====== Página ======

Tem oito irmãos. Uma operação – quando ainda era bebé – obrigou a família a viajar para Portugal. A recuperação não permitiu que voltassem, de imediato, para São Tomé e Príncipe. E a mãe de Adérito Esteves tomou uma decisão: ficar. Adérito cresceu em Oeiras e sempre foi uma promessa no mundo desportivo. O rugby, aliás, não foi o primeiro desporto onde ‘Dédé’ – alcunha pela qual é tratado no circuito – se destacou.
Aos 11 anos, Adérito Esteves jogava futebol na Associação Desportiva de Oeiras (ADO), mas em «termos técnicos» não se destacava em relação aos miúdos da sua idade. Não largou a bola, mas entrou numa nova aventura, desta vez, com rede. Aos 15 anos estreou-se no voleibol e o talento não demorou a entrar em campo. O selecionador do Clube de Voleibol de Oeiras (CVO), onde entrou com mais um grupo de amigos vindos do futebol, acreditou que o rumo a seguir era «levar [Adérito] à seleção». E tinha razão… só falhou na modalidade. À terceira foi de vez. Desde que experimentou o rugby, Adérito não conheceu outro destino desportivo. Antes disso, dedicou-se à cozinha – percurso académico pelo qual optou – e fez milagres. Foi um dos cozinheiros do restaurante Porto de Santa Maria até lhe ser ‘imposto’ tomar uma decisão.

======

• **Exercícios**:
1) Enumere todas as modalidades desportivas que Adérito Esteves praticou, segundo o texto sobre Adérito Esteves.
2) Com que idade Adérito Esteves se estreou no voleibol, de acordo com o texto sobre Adérito Esteves?

====== Dados apresentados ======

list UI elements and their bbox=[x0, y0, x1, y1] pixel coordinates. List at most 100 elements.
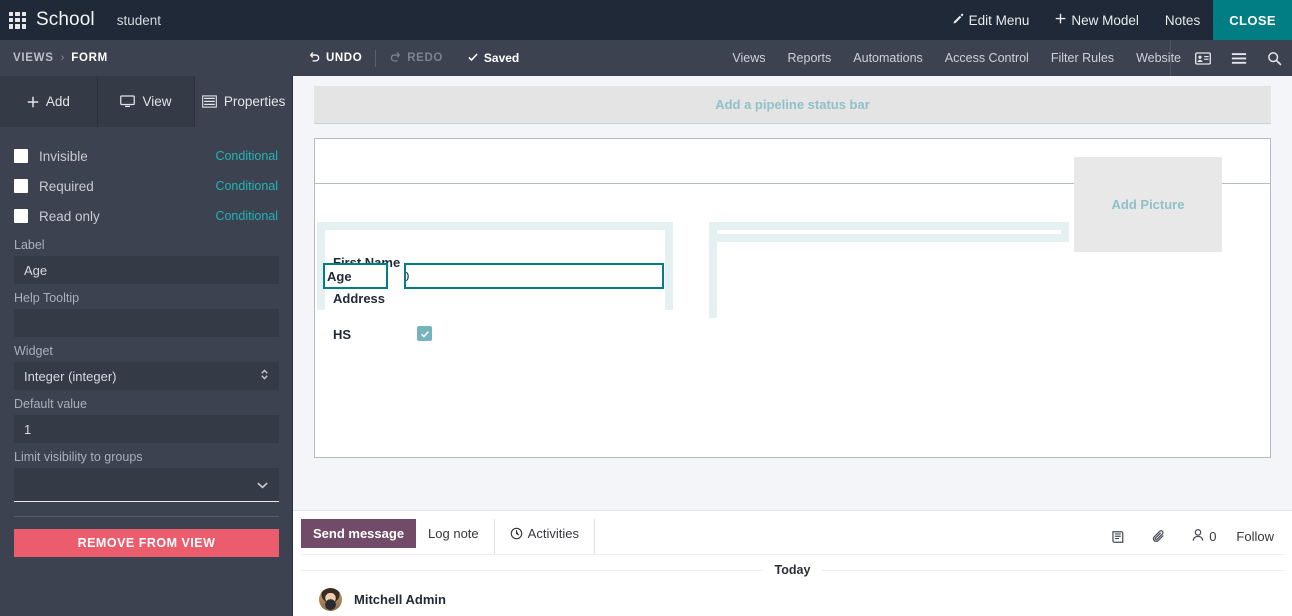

======

• **Respostas**:
1) Adérito Esteves praticou futebol, voleibol e rugby.

2) Adérito Esteves estreou-se no voleibol aos 15 anos.